▶ _Exercise aim_
Could you output each line of the data that follows exactly?

[Data excerpts]
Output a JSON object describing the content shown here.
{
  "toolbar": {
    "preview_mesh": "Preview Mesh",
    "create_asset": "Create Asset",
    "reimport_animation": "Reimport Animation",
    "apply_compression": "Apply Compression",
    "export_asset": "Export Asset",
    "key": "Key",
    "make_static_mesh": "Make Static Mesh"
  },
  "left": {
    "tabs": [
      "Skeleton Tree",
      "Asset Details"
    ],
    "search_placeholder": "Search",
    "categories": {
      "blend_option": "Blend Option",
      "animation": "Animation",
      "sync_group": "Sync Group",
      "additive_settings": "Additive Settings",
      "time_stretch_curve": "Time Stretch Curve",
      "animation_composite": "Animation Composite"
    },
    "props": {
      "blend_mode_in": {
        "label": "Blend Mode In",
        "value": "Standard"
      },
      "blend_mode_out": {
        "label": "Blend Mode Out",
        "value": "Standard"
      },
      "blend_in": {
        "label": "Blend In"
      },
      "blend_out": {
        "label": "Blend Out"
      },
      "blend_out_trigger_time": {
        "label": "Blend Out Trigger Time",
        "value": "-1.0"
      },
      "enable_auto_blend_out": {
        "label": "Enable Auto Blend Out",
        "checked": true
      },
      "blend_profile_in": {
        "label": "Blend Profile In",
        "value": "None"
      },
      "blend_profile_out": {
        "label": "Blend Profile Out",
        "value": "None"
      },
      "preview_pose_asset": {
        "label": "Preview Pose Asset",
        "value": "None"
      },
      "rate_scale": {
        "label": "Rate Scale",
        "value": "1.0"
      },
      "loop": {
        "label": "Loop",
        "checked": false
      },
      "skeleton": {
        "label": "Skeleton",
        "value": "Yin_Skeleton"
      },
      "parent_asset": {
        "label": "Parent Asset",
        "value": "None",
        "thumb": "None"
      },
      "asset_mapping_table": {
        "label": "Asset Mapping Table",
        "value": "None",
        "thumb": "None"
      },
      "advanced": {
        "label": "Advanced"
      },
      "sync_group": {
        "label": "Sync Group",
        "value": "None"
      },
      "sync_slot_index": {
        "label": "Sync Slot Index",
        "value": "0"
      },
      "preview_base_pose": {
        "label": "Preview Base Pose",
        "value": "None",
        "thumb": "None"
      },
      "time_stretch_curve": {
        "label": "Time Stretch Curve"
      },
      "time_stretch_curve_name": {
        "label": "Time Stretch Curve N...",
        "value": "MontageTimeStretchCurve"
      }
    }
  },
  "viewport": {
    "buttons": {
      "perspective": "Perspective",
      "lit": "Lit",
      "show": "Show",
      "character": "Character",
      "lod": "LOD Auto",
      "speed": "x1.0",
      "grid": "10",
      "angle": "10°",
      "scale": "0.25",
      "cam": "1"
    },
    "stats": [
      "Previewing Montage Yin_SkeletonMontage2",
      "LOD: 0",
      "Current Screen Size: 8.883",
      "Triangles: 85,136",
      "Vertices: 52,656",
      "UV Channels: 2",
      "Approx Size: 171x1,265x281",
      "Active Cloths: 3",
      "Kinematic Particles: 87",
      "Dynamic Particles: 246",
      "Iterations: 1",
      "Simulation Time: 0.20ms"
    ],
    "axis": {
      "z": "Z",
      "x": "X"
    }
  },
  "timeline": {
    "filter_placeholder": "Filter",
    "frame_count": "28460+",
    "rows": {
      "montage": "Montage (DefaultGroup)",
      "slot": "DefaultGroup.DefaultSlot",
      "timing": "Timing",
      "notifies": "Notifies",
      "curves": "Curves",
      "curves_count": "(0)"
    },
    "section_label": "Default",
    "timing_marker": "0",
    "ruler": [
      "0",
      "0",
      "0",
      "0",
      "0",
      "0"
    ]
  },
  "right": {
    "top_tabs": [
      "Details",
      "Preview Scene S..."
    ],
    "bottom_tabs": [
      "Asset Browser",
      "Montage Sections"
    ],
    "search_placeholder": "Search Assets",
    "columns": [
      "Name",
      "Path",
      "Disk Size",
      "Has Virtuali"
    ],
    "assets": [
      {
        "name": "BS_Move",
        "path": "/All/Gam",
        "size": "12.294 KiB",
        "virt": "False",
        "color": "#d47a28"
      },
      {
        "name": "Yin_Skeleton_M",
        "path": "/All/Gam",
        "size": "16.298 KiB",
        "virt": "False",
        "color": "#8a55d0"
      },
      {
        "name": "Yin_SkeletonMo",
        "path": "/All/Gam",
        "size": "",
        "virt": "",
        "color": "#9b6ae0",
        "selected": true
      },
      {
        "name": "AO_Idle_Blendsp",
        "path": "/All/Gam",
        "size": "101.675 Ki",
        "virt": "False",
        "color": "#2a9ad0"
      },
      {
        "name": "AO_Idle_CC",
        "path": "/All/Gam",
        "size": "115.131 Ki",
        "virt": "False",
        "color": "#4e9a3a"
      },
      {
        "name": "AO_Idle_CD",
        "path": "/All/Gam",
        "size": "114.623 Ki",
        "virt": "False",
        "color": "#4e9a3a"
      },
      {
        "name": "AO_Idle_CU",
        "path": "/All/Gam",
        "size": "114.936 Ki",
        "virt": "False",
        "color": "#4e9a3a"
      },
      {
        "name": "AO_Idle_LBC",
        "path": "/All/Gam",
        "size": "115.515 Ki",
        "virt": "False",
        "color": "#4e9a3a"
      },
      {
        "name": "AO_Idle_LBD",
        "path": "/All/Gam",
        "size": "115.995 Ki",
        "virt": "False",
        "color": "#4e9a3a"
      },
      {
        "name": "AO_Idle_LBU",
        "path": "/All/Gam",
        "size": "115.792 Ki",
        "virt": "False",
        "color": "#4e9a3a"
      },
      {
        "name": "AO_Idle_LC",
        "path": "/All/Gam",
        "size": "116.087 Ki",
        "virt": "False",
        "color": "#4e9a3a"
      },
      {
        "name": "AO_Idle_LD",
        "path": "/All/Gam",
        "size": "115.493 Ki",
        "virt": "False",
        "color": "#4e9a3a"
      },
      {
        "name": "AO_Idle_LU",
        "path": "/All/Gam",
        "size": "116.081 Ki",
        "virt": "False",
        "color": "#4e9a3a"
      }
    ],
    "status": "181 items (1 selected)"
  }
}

▶ _Answer_
Output a JSON object describing the content shown here.
{
  "toolbar": {
    "preview_mesh": "Preview Mesh",
    "create_asset": "Create Asset",
    "reimport_animation": "Reimport Animation",
    "apply_compression": "Apply Compression",
    "export_asset": "Export Asset",
    "key": "Key",
    "make_static_mesh": "Make Static Mesh"
  },
  "left": {
    "tabs": [
      "Skeleton Tree",
      "Asset Details"
    ],
    "search_placeholder": "Search",
    "categories": {
      "blend_option": "Blend Option",
      "animation": "Animation",
      "sync_group": "Sync Group",
      "additive_settings": "Additive Settings",
      "time_stretch_curve": "Time Stretch Curve",
      "animation_composite": "Animation Composite"
    },
    "props": {
      "blend_mode_in": {
        "label": "Blend Mode In",
        "value": "Standard"
      },
      "blend_mode_out": {
        "label": "Blend Mode Out",
        "value": "Standard"
      },
      "blend_in": {
        "label": "Blend In"
      },
      "blend_out": {
        "label": "Blend Out"
      },
      "blend_out_trigger_time": {
        "label": "Blend Out Trigger Time",
        "value": "-1.0"
      },
      "enable_auto_blend_out": {
        "label": "Enable Auto Blend Out",
        "checked": true
      },
      "blend_profile_in": {
        "label": "Blend Profile In",
        "value": "None"
      },
      "blend_profile_out": {
        "label": "Blend Profile Out",
        "value": "None"
      },
      "preview_pose_asset": {
        "label": "Preview Pose Asset",
        "value": "None"
      },
      "rate_scale": {
        "label": "Rate Scale",
        "value": "1.0"
      },
      "loop": {
        "label": "Loop",
        "checked": false
      },
      "skeleton": {
        "label": "Skeleton",
        "value": "Yin_Skeleton"
      },
      "parent_asset": {
        "label": "Parent Asset",
        "value": "None",
        "thumb": "None"
      },
      "asset_mapping_table": {
        "label": "Asset Mapping Table",
        "value": "None",
        "thumb": "None"
      },
      "advanced": {
        "label": "Advanced"
      },
      "sync_group": {
        "label": "Sync Group",
        "value": "None"
      },
      "sync_slot_index": {
        "label": "Sync Slot Index",
        "value": "0"
      },
      "preview_base_pose": {
        "label": "Preview Base Pose",
        "value": "None",
        "thumb": "None"
      },
      "time_stretch_curve": {
        "label": "Time Stretch Curve"
      },
      "time_stretch_curve_name": {
        "label": "Time Stretch Curve N...",
        "value": "MontageTimeStretchCurve"
      }
    }
  },
  "viewport": {
    "buttons": {
      "perspective": "Perspective",
      "lit": "Lit",
      "show": "Show",
      "character": "Character",
      "lod": "LOD Auto",
      "speed": "x1.0",
      "grid": "10",
      "angle": "10°",
      "scale": "0.25",
      "cam": "1"
    },
    "stats": [
      "Previewing Montage Yin_SkeletonMontage2",
      "LOD: 0",
      "Current Screen Size: 8.883",
      "Triangles: 85,136",
      "Vertices: 52,656",
      "UV Channels: 2",
      "Approx Size: 171x1,265x281",
      "Active Cloths: 3",
      "Kinematic Particles: 87",
      "Dynamic Particles: 246",
      "Iterations: 1",
      "Simulation Time: 0.20ms"
    ],
    "axis": {
      "z": "Z",
      "x": "X"
    }
  },
  "timeline": {
    "filter_placeholder": "Filter",
    "frame_count": "28460+",
    "rows": {
      "montage": "Montage (DefaultGroup)",
      "slot": "DefaultGroup.DefaultSlot",
      "timing": "Timing",
      "notifies": "Notifies",
      "curves": "Curves",
      "curves_count": "(0)"
    },
    "section_label": "Default",
    "timing_marker": "0",
    "ruler": [
      "0",
      "0",
      "0",
      "0",
      "0",
      "0"
    ]
  },
  "right": {
    "top_tabs": [
      "Details",
      "Preview Scene S..."
    ],
    "bottom_tabs": [
      "Asset Browser",
      "Montage Sections"
    ],
    "search_placeholder": "Search Assets",
    "columns": [
      "Name",
      "Path",
      "Disk Size",
      "Has Virtuali"
    ],
    "assets": [
      {
        "name": "BS_Move",
        "path": "/All/Gam",
        "size": "12.294 KiB",
        "virt": "False",
        "color": "#d47a28"
      },
      {
        "name": "Yin_Skeleton_M",
        "path": "/All/Gam",
        "size": "16.298 KiB",
        "virt": "False",
        "color": "#8a55d0"
      },
      {
        "name": "Yin_SkeletonMo",
        "path": "/All/Gam",
        "size": "",
        "virt": "",
        "color": "#9b6ae0",
        "selected": true
      },
      {
        "name": "AO_Idle_Blendsp",
        "path": "/All/Gam",
        "size": "101.675 Ki",
        "virt": "False",
        "color": "#2a9ad0"
      },
      {
        "name": "AO_Idle_CC",
        "path": "/All/Gam",
        "size": "115.131 Ki",
        "virt": "False",
        "color": "#4e9a3a"
      },
      {
        "name": "AO_Idle_CD",
        "path": "/All/Gam",
        "size": "114.623 Ki",
        "virt": "False",
        "color": "#4e9a3a"
      },
      {
        "name": "AO_Idle_CU",
        "path": "/All/Gam",
        "size": "114.936 Ki",
        "virt": "False",
        "color": "#4e9a3a"
      },
      {
        "name": "AO_Idle_LBC",
        "path": "/All/Gam",
        "size": "115.515 Ki",
        "virt": "False",
        "color": "#4e9a3a"
      },
      {
        "name": "AO_Idle_LBD",
        "path": "/All/Gam",
        "size": "115.995 Ki",
        "virt": "False",
        "color": "#4e9a3a"
      },
      {
        "name": "AO_Idle_LBU",
        "path": "/All/Gam",
        "size": "115.792 Ki",
        "virt": "False",
        "color": "#4e9a3a"
      },
      {
        "name": "AO_Idle_LC",
        "path": "/All/Gam",
        "size": "116.087 Ki",
        "virt": "False",
        "color": "#4e9a3a"
      },
      {
        "name": "AO_Idle_LD",
        "path": "/All/Gam",
        "size": "115.493 Ki",
        "virt": "False",
        "color": "#4e9a3a"
      },
      {
        "name": "AO_Idle_LU",
        "path": "/All/Gam",
        "size": "116.081 Ki",
        "virt": "False",
        "color": "#4e9a3a"
      }
    ],
    "status": "181 items (1 selected)"
  }
}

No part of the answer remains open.